[Dataset entries]
-=-=-=-=-

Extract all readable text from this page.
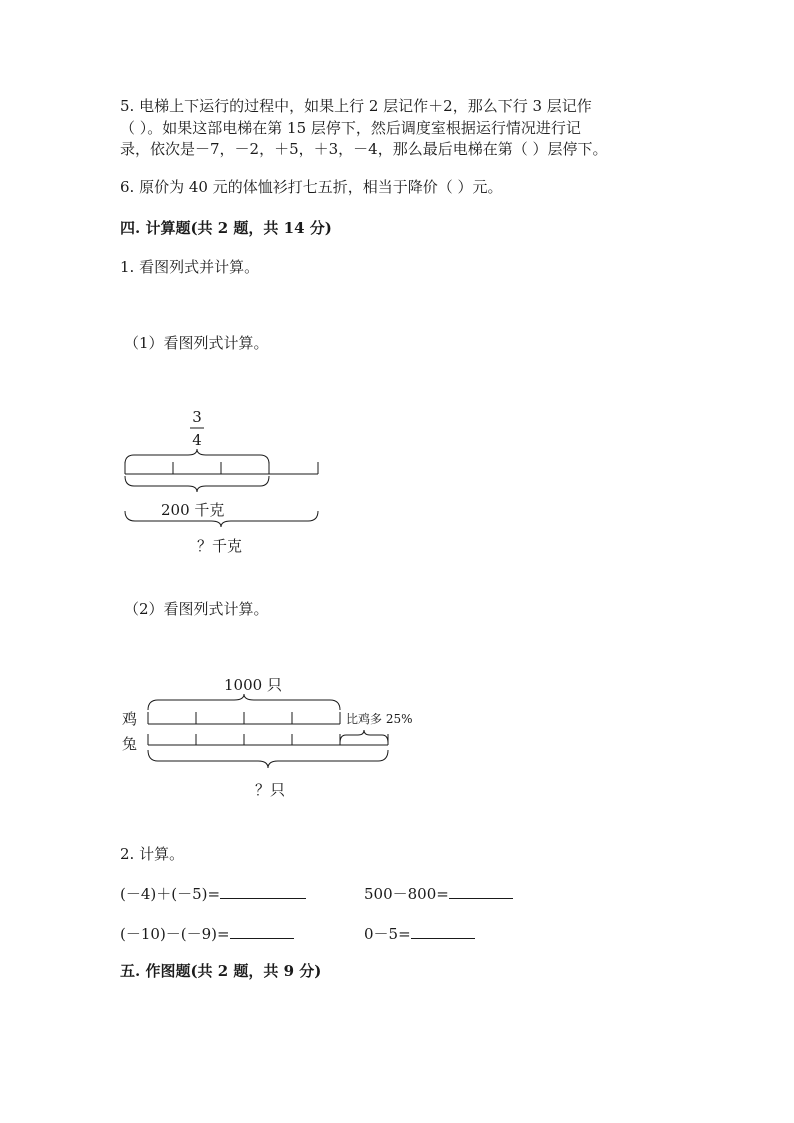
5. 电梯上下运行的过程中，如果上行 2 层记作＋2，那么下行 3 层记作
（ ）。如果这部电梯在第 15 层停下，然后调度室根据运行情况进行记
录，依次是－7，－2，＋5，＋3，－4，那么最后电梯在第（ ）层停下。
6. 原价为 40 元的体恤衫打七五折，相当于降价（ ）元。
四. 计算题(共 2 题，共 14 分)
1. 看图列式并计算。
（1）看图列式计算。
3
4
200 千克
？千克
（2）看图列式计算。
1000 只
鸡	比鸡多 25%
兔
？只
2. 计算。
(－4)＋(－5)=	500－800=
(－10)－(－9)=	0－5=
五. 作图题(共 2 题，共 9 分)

-=-=-=-=-

_Your goal_
Exactly reproduce the entries above, minus the pictures.

_The result_
Extract all readable text from this page.
5. 电梯上下运行的过程中，如果上行 2 层记作＋2，那么下行 3 层记作
（ ）。如果这部电梯在第 15 层停下，然后调度室根据运行情况进行记
录，依次是－7，－2，＋5，＋3，－4，那么最后电梯在第（ ）层停下。
6. 原价为 40 元的体恤衫打七五折，相当于降价（ ）元。
四. 计算题(共 2 题，共 14 分)
1. 看图列式并计算。
（1）看图列式计算。
3
4
200 千克
？千克
（2）看图列式计算。
1000 只
鸡	比鸡多 25%
兔
？只
2. 计算。
(－4)＋(－5)=	500－800=
(－10)－(－9)=	0－5=
五. 作图题(共 2 题，共 9 分)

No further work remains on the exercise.